Te lezen fragment ->
========================

202104053/1/R2.
Datum uitspraak: 28 juni 2023
AFDELING
BESTUURSRECHTSPRAAK
Uitspraak in het geding tussen:
[appellante], wonend te Swalmen, gemeente Roermond,
appellante,
en
de raad van de gemeente Roermond,
verweerder.
Procesverloop
Bij besluit van 8 april 2021 heeft de raad het bestemmingsplan "Veestraat 3 woningen Swalmen" vastgesteld.
Tegen dit besluit heeft [appellante] beroep ingesteld.
De raad heeft een verweerschrift ingediend.
De Afdeling heeft de zaak ter zitting behandeld op 9 mei 2023, waar de raad, vertegenwoordigd door C.M.J. Slijpen en I. Voncken, is verschenen. Voorts is ter zitting [partij], initiatiefnemer, als partij gehoord.
Overwegingen
Inleiding
1. Het plan maakt het mogelijk om drie vrijstaande woningen met tuin te bouwen aan het perceel aan de Veestraat in Swalmen. In het vorige plan was woningbouw niet toegestaan omdat het perceel de bestemming "Agrarisch" had. [appellante] woont aan de [locatie] in Swalmen, in de nabijheid van het plangebied, en vreest voor aantasting van haar woon- en leefklimaat.
Toetsingskader
2. Bij de vaststelling van een bestemmingsplan moet de raad bestemmingen aanwijzen en regels geven die de raad uit het oogpunt van een goede ruimtelijke ordening nodig acht. De raad heeft daarbij beleidsruimte en moet de betrokken belangen afwegen. De Afdeling oordeelt niet zelf of het plan in overeenstemming is met een goede ruimtelijke ordening. De Afdeling beoordeelt aan de hand van de beroepsgronden of het besluit tot vaststelling van het bestemmingsplan in overeenstemming is met het recht. Daarbij kan aan de orde komen of de nadelige gevolgen van het plan onevenredig zijn in verhouding tot de met het plan te dienen doelen.

========================

Items ruimtelijke indeling
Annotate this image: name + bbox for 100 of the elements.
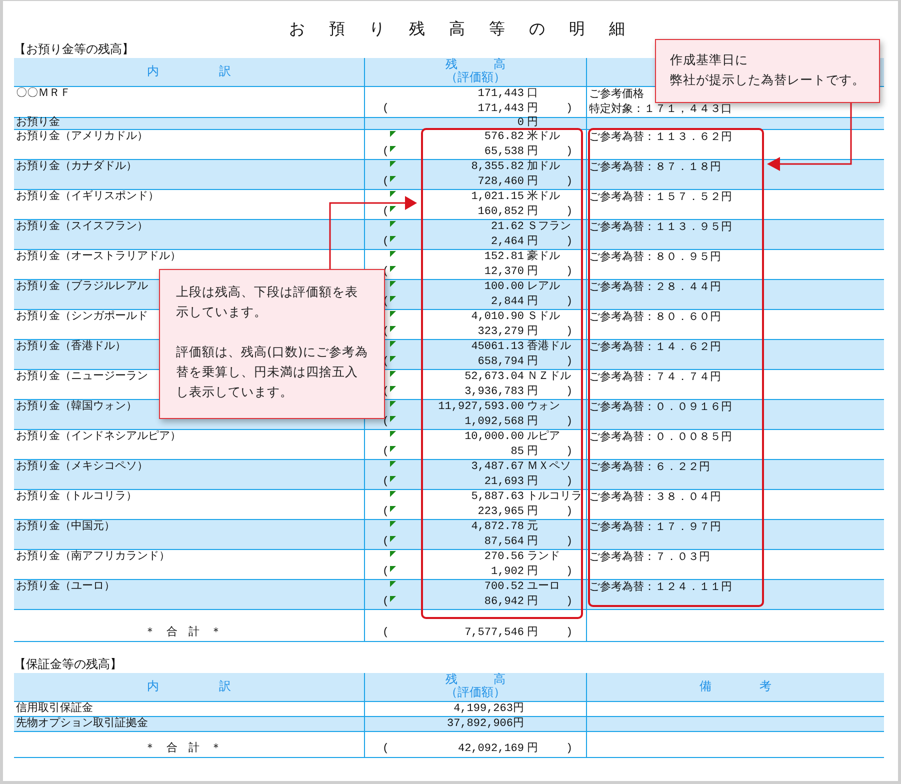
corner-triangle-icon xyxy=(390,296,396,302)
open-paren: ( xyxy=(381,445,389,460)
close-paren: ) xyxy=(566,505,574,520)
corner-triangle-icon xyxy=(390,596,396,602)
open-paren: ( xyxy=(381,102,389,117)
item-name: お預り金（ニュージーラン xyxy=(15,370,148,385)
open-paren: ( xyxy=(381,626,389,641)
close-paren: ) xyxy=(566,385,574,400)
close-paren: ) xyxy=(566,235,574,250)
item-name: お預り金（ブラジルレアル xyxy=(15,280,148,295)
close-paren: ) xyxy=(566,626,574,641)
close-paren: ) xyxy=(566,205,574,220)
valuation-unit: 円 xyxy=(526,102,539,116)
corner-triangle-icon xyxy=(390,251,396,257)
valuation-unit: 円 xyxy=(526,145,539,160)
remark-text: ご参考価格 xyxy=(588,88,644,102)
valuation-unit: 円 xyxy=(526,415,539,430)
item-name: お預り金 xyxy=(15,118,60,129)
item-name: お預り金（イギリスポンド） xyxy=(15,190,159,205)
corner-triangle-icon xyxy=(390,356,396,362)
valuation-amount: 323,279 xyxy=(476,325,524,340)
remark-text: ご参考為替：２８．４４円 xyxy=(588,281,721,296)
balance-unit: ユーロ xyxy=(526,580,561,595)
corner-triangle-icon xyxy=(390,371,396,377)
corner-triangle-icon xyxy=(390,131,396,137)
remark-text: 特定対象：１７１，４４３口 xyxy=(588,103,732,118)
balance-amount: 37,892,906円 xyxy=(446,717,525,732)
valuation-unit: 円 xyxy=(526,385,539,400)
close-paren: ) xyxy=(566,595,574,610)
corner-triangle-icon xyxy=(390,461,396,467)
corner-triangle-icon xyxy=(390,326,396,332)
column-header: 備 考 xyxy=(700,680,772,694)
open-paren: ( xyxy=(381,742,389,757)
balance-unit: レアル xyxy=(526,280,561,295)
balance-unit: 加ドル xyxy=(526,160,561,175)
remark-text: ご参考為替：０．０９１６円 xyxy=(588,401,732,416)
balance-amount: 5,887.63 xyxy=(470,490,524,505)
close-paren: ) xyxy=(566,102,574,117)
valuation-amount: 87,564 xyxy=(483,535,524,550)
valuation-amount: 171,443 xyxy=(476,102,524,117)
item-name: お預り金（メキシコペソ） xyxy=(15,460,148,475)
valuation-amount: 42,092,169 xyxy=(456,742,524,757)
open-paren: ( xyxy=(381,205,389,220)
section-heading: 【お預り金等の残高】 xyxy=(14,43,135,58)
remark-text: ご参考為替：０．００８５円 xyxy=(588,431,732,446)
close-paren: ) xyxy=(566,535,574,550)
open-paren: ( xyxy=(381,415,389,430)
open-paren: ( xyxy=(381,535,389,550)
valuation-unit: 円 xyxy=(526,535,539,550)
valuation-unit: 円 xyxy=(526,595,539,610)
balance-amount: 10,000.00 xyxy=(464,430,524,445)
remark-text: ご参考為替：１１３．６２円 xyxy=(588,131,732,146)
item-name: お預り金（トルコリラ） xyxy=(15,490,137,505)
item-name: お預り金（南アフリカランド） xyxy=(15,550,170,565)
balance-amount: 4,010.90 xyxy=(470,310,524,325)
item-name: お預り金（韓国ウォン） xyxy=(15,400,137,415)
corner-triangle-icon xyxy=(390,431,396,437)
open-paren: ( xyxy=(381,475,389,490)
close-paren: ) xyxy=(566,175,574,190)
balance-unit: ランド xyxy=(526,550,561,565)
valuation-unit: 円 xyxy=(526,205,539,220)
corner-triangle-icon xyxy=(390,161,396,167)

========================

Takenlijst ->
(1) Geef het deel van de rijen dat begint met de regel met "corner-triangle-icon xyxy=(390,296,396,302)" en eindigt met de regel met "corner-triangle-icon xyxy=(390,461,396,467)" opnieuw, en wissel daarin "valuation-unit" om voor "value-unit" zonder verder iets te veranderen.
(2) Schrijf de uitspraak over het bestemmingsplan "Veestraat 3 woningen Swalmen" alsjeblieft verder vanaf het punt waar de tekst stopt.

Antwoorden per taak ->
(1)
corner-triangle-icon xyxy=(390,296,396,302)
open-paren: ( xyxy=(381,445,389,460)
close-paren: ) xyxy=(566,505,574,520)
corner-triangle-icon xyxy=(390,596,396,602)
open-paren: ( xyxy=(381,102,389,117)
item-name: お預り金（ニュージーラン xyxy=(15,370,148,385)
open-paren: ( xyxy=(381,626,389,641)
close-paren: ) xyxy=(566,385,574,400)
close-paren: ) xyxy=(566,235,574,250)
item-name: お預り金（ブラジルレアル xyxy=(15,280,148,295)
close-paren: ) xyxy=(566,626,574,641)
close-paren: ) xyxy=(566,205,574,220)
value-unit: 円 xyxy=(526,102,539,116)
corner-triangle-icon xyxy=(390,251,396,257)
value-unit: 円 xyxy=(526,145,539,160)
remark-text: ご参考価格 xyxy=(588,88,644,102)
value-unit: 円 xyxy=(526,415,539,430)
item-name: お預り金 xyxy=(15,118,60,129)
item-name: お預り金（イギリスポンド） xyxy=(15,190,159,205)
corner-triangle-icon xyxy=(390,356,396,362)
valuation-amount: 323,279 xyxy=(476,325,524,340)
remark-text: ご参考為替：２８．４４円 xyxy=(588,281,721,296)
balance-unit: ユーロ xyxy=(526,580,561,595)
corner-triangle-icon xyxy=(390,371,396,377)
corner-triangle-icon xyxy=(390,131,396,137)
remark-text: 特定対象：１７１，４４３口 xyxy=(588,103,732,118)
balance-amount: 37,892,906円 xyxy=(446,717,525,732)
value-unit: 円 xyxy=(526,385,539,400)
close-paren: ) xyxy=(566,595,574,610)
corner-triangle-icon xyxy=(390,461,396,467)

(2)
Verlies van uitzicht
3. [appellante] betoogt dat de raad zich in de nota van zienswijzen ten onrechte op het standpunt heeft gesteld dat er geen verlies is aan uitzicht. Zij voert aan dat zij vanuit haar woonkamer tegen de door het plan mogelijk gemaakte woningen zal aankijken, zodat haar uitzicht wel degelijk wordt aangetast.
3.1. De raad stelt zich op het standpunt dat het uitzicht van [appellante] niet zodanig wordt beperkt door de in het plan mogelijk gemaakte woningen dat haar woon- en leefklimaat daardoor onaanvaardbaar verslechtert.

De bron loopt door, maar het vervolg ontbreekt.